**Stored records**.
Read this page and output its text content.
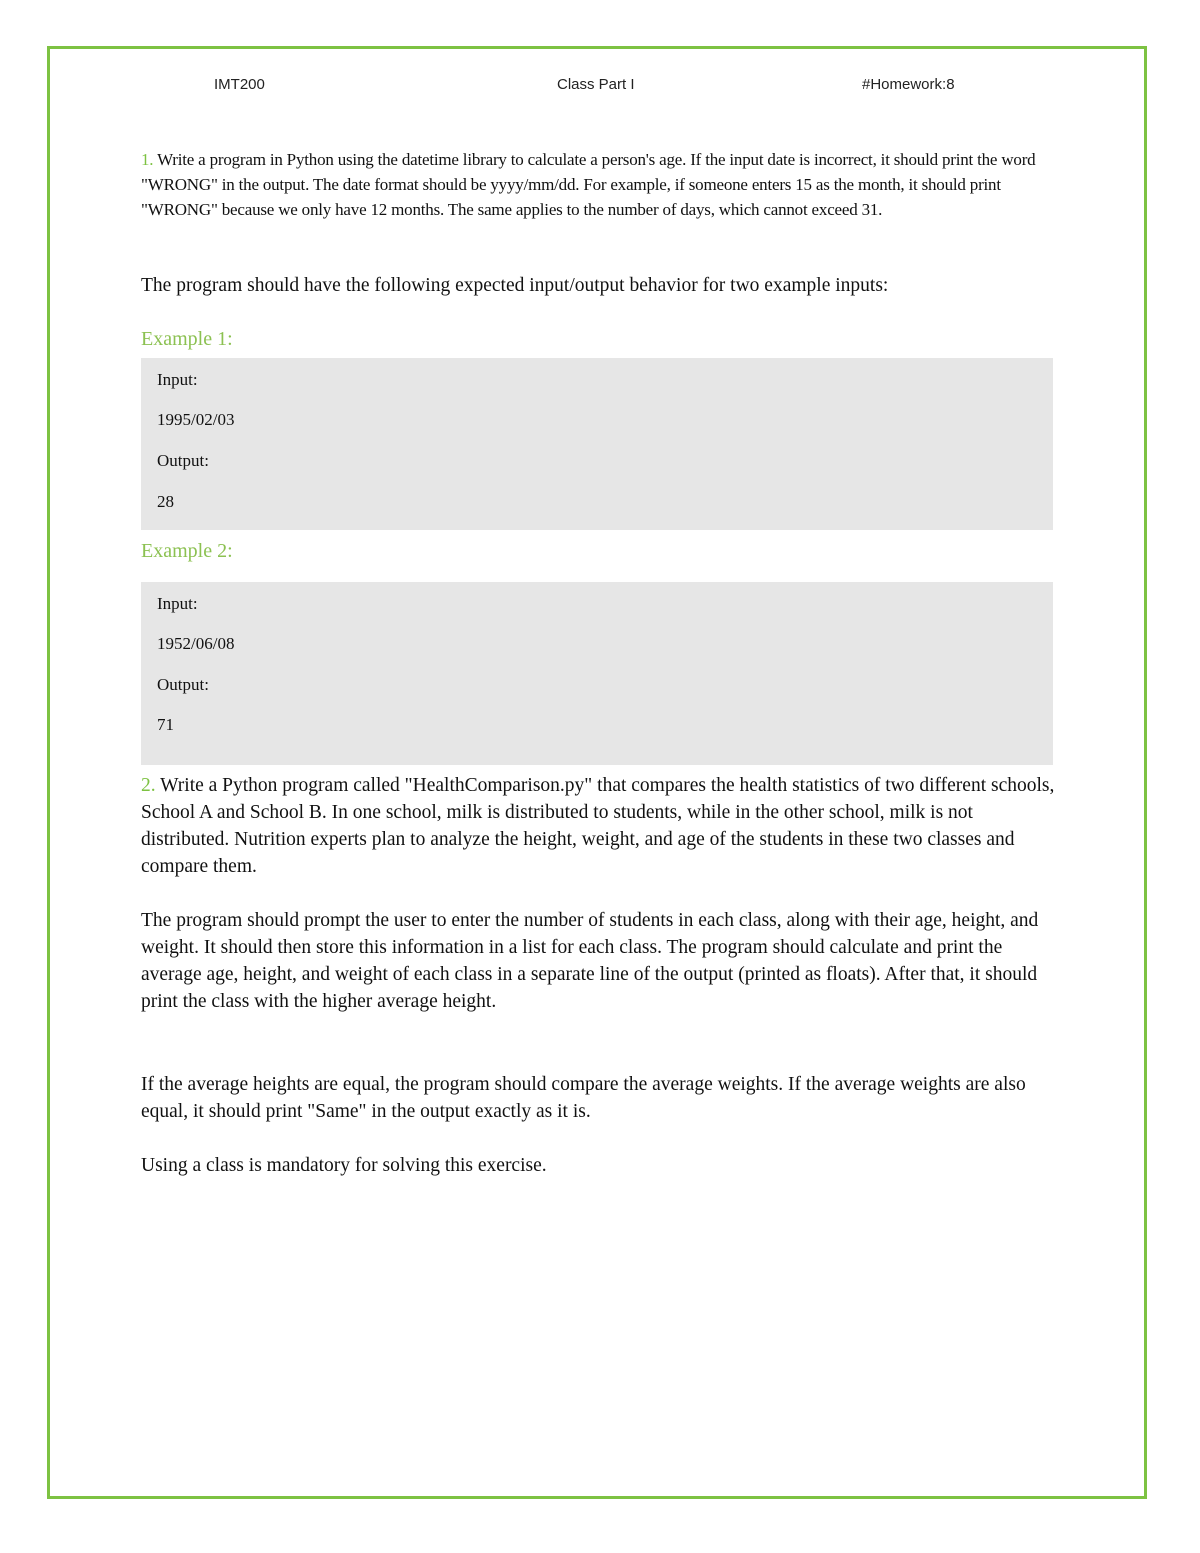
IMT200	Class Part I	#Homework:8

1. Write a program in Python using the datetime library to calculate a person's age. If the input date is incorrect, it should print the word "WRONG" in the output. The date format should be yyyy/mm/dd. For example, if someone enters 15 as the month, it should print "WRONG" because we only have 12 months. The same applies to the number of days, which cannot exceed 31.

The program should have the following expected input/output behavior for two example inputs:

Example 1:
Input:
1995/02/03
Output:
28
Example 2:
Input:
1952/06/08
Output:
71

2. Write a Python program called "HealthComparison.py" that compares the health statistics of two different schools, School A and School B. In one school, milk is distributed to students, while in the other school, milk is not distributed. Nutrition experts plan to analyze the height, weight, and age of the students in these two classes and compare them.

The program should prompt the user to enter the number of students in each class, along with their age, height, and weight. It should then store this information in a list for each class. The program should calculate and print the average age, height, and weight of each class in a separate line of the output (printed as floats). After that, it should print the class with the higher average height.

If the average heights are equal, the program should compare the average weights. If the average weights are also equal, it should print "Same" in the output exactly as it is.

Using a class is mandatory for solving this exercise.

**Exercise**.
Copy every line of the data word for word, omitting the images.

**Exercise response**.
Read this page and output its text content.
IMT200	Class Part I	#Homework:8

1. Write a program in Python using the datetime library to calculate a person's age. If the input date is incorrect, it should print the word "WRONG" in the output. The date format should be yyyy/mm/dd. For example, if someone enters 15 as the month, it should print "WRONG" because we only have 12 months. The same applies to the number of days, which cannot exceed 31.

The program should have the following expected input/output behavior for two example inputs:

Example 1:
Input:
1995/02/03
Output:
28
Example 2:
Input:
1952/06/08
Output:
71

2. Write a Python program called "HealthComparison.py" that compares the health statistics of two different schools, School A and School B. In one school, milk is distributed to students, while in the other school, milk is not distributed. Nutrition experts plan to analyze the height, weight, and age of the students in these two classes and compare them.

The program should prompt the user to enter the number of students in each class, along with their age, height, and weight. It should then store this information in a list for each class. The program should calculate and print the average age, height, and weight of each class in a separate line of the output (printed as floats). After that, it should print the class with the higher average height.

If the average heights are equal, the program should compare the average weights. If the average weights are also equal, it should print "Same" in the output exactly as it is.

Using a class is mandatory for solving this exercise.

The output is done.